WRITTEN PROBLEM:
Gather the lines that hold the string "icon".

GIVEN DATA:
-*-*-

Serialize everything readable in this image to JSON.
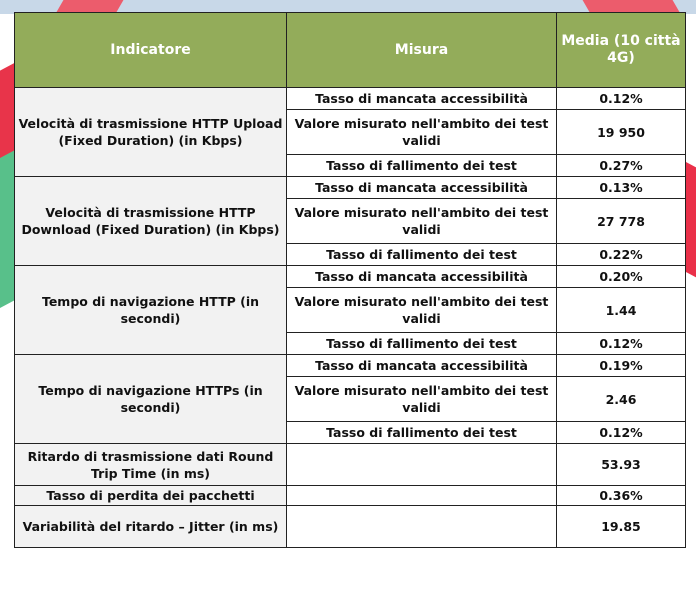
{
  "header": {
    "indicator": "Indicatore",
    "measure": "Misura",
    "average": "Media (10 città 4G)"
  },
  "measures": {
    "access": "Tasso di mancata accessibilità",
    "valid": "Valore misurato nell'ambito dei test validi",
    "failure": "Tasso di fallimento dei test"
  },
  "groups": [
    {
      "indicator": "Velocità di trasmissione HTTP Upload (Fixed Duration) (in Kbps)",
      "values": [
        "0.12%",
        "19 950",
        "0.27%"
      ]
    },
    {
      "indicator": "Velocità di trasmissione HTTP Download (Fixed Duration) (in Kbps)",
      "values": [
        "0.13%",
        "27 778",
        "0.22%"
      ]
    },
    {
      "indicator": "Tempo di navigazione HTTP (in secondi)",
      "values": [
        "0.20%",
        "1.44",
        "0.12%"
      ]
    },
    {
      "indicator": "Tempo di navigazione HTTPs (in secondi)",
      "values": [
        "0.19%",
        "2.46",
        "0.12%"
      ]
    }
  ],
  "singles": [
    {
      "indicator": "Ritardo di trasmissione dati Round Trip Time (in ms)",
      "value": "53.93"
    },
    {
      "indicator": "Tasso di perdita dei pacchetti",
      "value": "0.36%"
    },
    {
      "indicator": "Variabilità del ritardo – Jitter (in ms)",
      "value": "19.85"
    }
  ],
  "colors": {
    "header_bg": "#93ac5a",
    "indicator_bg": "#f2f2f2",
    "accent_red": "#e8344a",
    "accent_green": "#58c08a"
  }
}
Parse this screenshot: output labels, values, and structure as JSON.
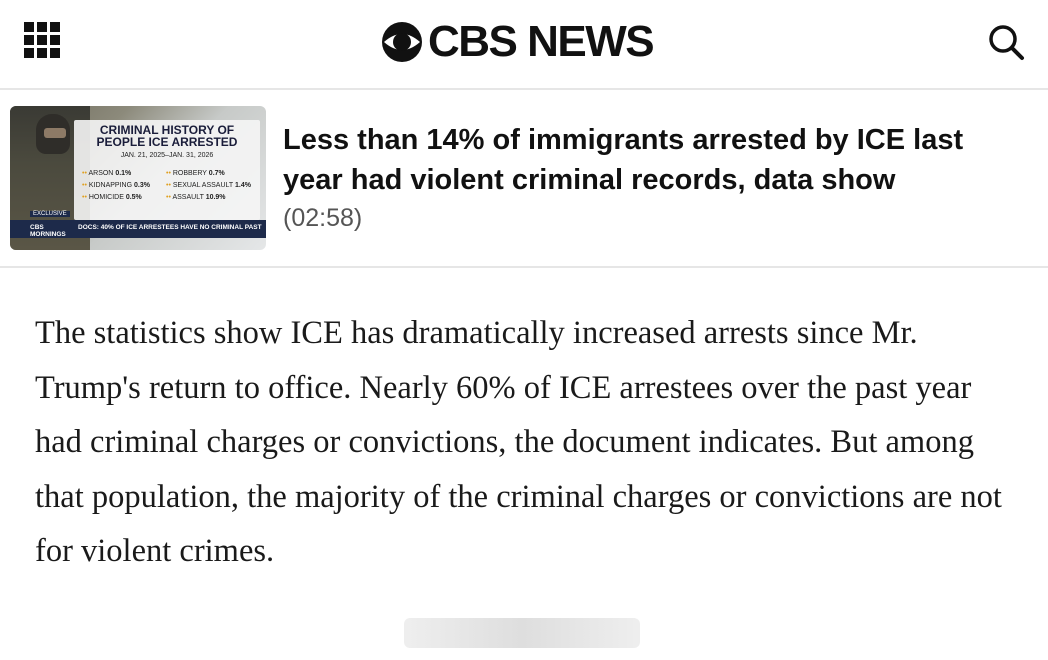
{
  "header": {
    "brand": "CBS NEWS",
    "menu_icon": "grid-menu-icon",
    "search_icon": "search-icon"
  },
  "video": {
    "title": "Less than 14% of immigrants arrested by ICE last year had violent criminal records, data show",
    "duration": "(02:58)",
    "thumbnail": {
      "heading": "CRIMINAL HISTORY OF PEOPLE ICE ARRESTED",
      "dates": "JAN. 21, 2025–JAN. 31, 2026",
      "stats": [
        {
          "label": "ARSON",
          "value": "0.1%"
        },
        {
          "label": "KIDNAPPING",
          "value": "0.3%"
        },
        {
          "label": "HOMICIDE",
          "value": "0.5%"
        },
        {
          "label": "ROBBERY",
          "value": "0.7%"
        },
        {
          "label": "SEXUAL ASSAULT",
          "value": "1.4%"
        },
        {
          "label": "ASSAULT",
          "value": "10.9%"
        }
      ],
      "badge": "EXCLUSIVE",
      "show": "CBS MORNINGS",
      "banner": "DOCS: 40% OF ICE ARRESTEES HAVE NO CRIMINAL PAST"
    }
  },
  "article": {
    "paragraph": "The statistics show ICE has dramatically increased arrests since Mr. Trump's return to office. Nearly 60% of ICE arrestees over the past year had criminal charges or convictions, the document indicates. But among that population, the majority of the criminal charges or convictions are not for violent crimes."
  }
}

-*-*-

RESPONSE TO THE TASK:
    "menu_icon": "grid-menu-icon",
    "search_icon": "search-icon"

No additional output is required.